Cyrus Carey (Cyrus) testified that on March 1, 1984, he was working as a tailor in his third-floor apartment at 7466 North Damen in Chicago. His brother, Garth Carey, and a friend, Leon Smith, were also present. At approximately 12:45 p.m. on March 1, 1984, someone knocked at the apartment door. When Cyrus opened the door, he saw two men pointing guns at him. Both men told Cyrus to "freeze." The shorter of the two men was holding a revolver and the taller man was holding a shotgun. In court, Cyrus identified defendant as the man with the revolver. He testified that he recognized defendant on March 1, 1984, because he had seen him in the hallway of his apartment building two weeks earlier. Although Cyrus stated that he had told the police that he had seen defendant on a prior occasion, the parties stipulated that he had not done so.
Cyrus tried to close the door but the two men forced their way into his apartment. Defendant then pulled a mask over his face. In court, Cyrus described the mask as a dark, navy blue stocking. He stated that People's exhibit No. 1, a black nylon stocking with a knot and a hole, looked like the mask which defendant was wearing. The parties stipulated that the police recovered People's exhibit No. 1 from defendant's pocket following his arrest on March 9, 1984. At the preliminary hearing, Cyrus testified that he had told the police that the stocking was blue. At trial, he described the color of People's exhibit No. 1 as black or navy blue.

+ + + + + + +

Write the next part of the trial testimony about the armed entry into Cyrus Carey's apartment, starting after its last sentence.

→ Listing:
+ + + + + + +

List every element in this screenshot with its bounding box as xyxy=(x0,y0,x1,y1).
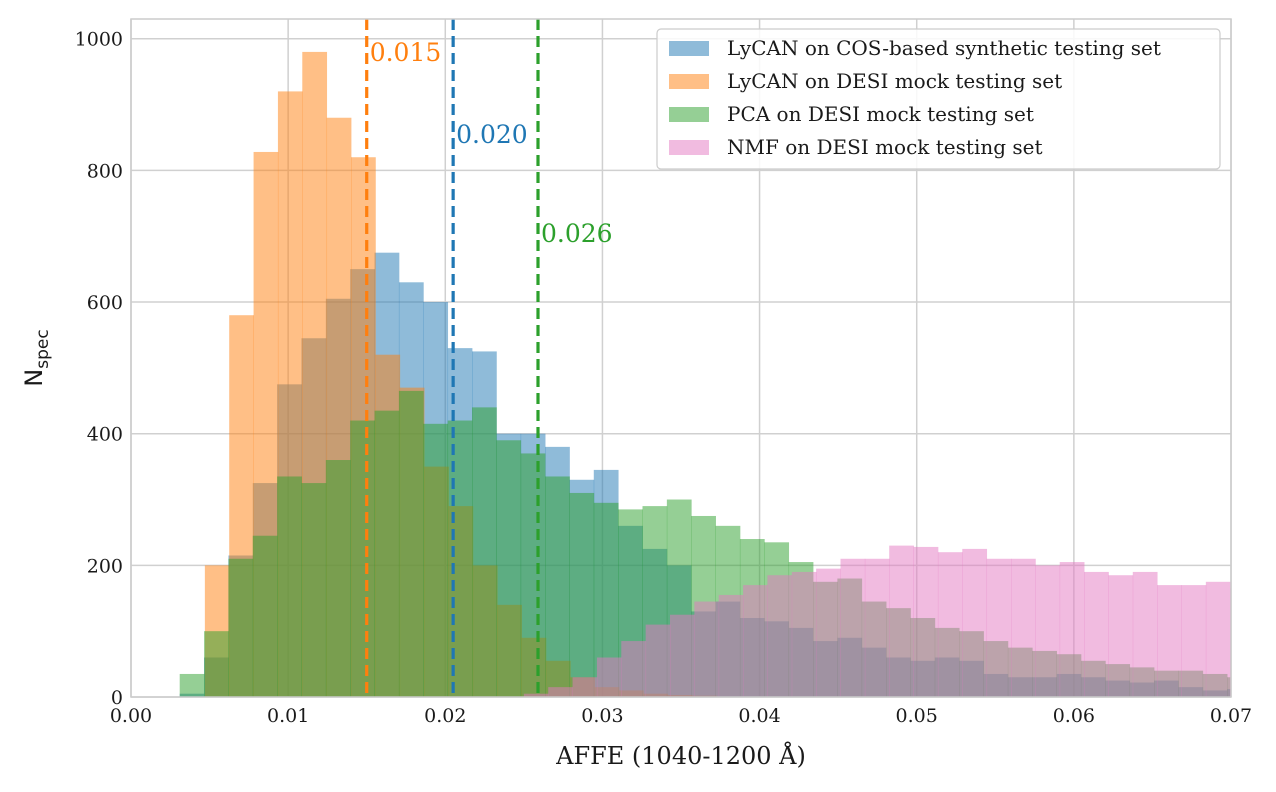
y-tick-label: 400 xyxy=(87,424,123,446)
bar xyxy=(694,601,720,697)
legend-swatch xyxy=(669,140,709,155)
bar xyxy=(472,407,497,697)
y-axis-label-subscript: spec xyxy=(33,329,53,368)
bar xyxy=(1059,562,1085,697)
bar xyxy=(277,476,302,697)
legend-label: NMF on DESI mock testing set xyxy=(727,135,1043,159)
x-tick-label: 0.04 xyxy=(738,705,780,727)
bar xyxy=(816,568,841,697)
bar xyxy=(569,492,595,697)
legend-box xyxy=(656,28,1221,170)
legend-swatch xyxy=(669,74,709,89)
bar xyxy=(889,545,914,697)
bar xyxy=(913,546,939,697)
bar xyxy=(228,558,254,697)
bar xyxy=(520,453,546,697)
bar xyxy=(645,624,671,697)
legend: LyCAN on COS-based synthetic testing set… xyxy=(656,28,1221,170)
bar xyxy=(864,558,890,697)
bar xyxy=(670,614,695,697)
bar xyxy=(398,390,424,697)
tick-labels: 0.00 0.01 0.02 0.03 0.04 0.05 0.06 0.07 0 200 400 6… xyxy=(75,29,1253,727)
bar xyxy=(179,673,205,697)
legend-label: LyCAN on COS-based synthetic testing set xyxy=(727,36,1161,60)
bar xyxy=(986,558,1012,697)
y-tick-label: 600 xyxy=(87,292,123,314)
plot-frame xyxy=(130,18,1232,698)
bar xyxy=(325,460,351,697)
bar xyxy=(791,571,817,697)
legend-swatch xyxy=(669,41,709,56)
bar xyxy=(350,420,375,697)
bar xyxy=(621,641,647,697)
x-tick-label: 0.07 xyxy=(1210,705,1252,727)
x-tick-label: 0.01 xyxy=(267,705,309,727)
x-tick-label: 0.02 xyxy=(424,705,466,727)
median-label: 0.020 xyxy=(456,120,528,149)
bar xyxy=(1108,575,1134,697)
bar xyxy=(596,657,622,697)
bar xyxy=(496,440,522,697)
legend-label: PCA on DESI mock testing set xyxy=(727,102,1034,126)
x-tick-label: 0.03 xyxy=(581,705,623,727)
bar xyxy=(840,558,866,697)
bar xyxy=(545,476,570,697)
legend-label: LyCAN on DESI mock testing set xyxy=(727,69,1062,93)
bar xyxy=(1011,558,1036,697)
y-tick-label: 0 xyxy=(111,687,123,709)
bar xyxy=(423,423,449,697)
bar xyxy=(718,594,744,697)
bar xyxy=(301,483,327,697)
median-label: 0.015 xyxy=(370,38,442,67)
y-tick-label: 1000 xyxy=(75,29,123,51)
x-tick-label: 0.05 xyxy=(896,705,938,727)
bar xyxy=(1084,571,1109,697)
bar xyxy=(1035,565,1061,697)
series-4 xyxy=(523,545,1232,697)
bar xyxy=(252,535,278,697)
bar xyxy=(1132,571,1158,697)
bar xyxy=(447,420,473,697)
y-axis-label-main: N xyxy=(20,369,48,387)
median-label: 0.026 xyxy=(541,219,613,248)
bar xyxy=(743,585,768,697)
bar xyxy=(767,575,793,697)
bar xyxy=(962,548,988,697)
bar xyxy=(572,677,598,697)
bar xyxy=(374,410,400,697)
bar xyxy=(204,631,229,697)
x-tick-label: 0.00 xyxy=(110,705,152,727)
x-axis-label: AFFE (1040-1200 Å) xyxy=(555,741,806,770)
bar xyxy=(1157,585,1182,697)
bar xyxy=(1205,581,1231,697)
histogram-bars xyxy=(179,51,1232,698)
x-tick-label: 0.06 xyxy=(1053,705,1095,727)
bar xyxy=(1181,585,1207,697)
y-tick-label: 800 xyxy=(87,160,123,182)
bar xyxy=(523,693,549,697)
legend-swatch xyxy=(669,107,709,122)
y-axis-label: Nspec xyxy=(20,329,53,386)
bar xyxy=(548,687,573,697)
median-lines: 0.015 0.020 0.026 xyxy=(365,19,613,697)
bar xyxy=(937,552,963,697)
y-tick-label: 200 xyxy=(87,555,123,577)
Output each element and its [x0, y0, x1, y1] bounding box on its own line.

+ + + + + + +

→ Task result:
Cyrus testified further that the two armed men ordered him to lie on the floor and asked him whether there were any other persons in the apartment. Cyrus' brother, Garth Carey, was lying on a bed in the living room and his friend, Leon Smith, was standing in another room. The men made Garth Carey and Leon Smith lie down on the floor next to Cyrus Carey and covered all three men with some sewing material. Cyrus testified that he observed the two offenders for approximately two minutes before he was covered. The men asked Cyrus for money but he told them that he did not have any. They then took his watch and wallet and broke into his sister's locked bedroom where they took her gold jewelry and approximately $20 in cash. The Careys' sister was not at home at the time of the robbery.
After Cyrus had been lying on the floor for about 12 minutes, he heard someone knocking at the door and calling his nickname, "Tailor." The robbers opened the front door and told Errol Nugent to enter. Nugent testified that the taller man was carrying a shotgun and was wearing blue-jean coveralls; the shorter man was holding a .38-caliber handgun and was wearing a mask. When the man with the revolver ordered Nugent to come into the apartment, he jumped over the railing in the third-floor hallway, landed on the second floor and fled downstairs and out of the building. Nugent identified People's exhibit No. 1 as the mask which the man with the handgun was wearing. On cross-examination, Nugent described the mask as a blue stocking mask. Cyrus Carey heard Nugent run downstairs. The robbers then ran out of the back of the apartment.
Garth Carey's testimony corroborated his brother's testimony. Garth, however, could not identify the man with the handgun because he was wearing a mask which "could have been" People's exhibit No. 1. Garth described the mask as a blue ski mask. The parties stipulated that two investigators interviewed Cyrus Carey, Garth Carey, Leon Smith and Errol Nugent within one hour of the robbery and that their report of their interviews with the witnesses contained no references to a "black stocking."
On cross-examination, defense counsel questioned Cyrus Carey about a possible third offender:
"QUESTION: Sir, did you see anybody in the company of these two men with guns? Was there anybody else with them or behind them?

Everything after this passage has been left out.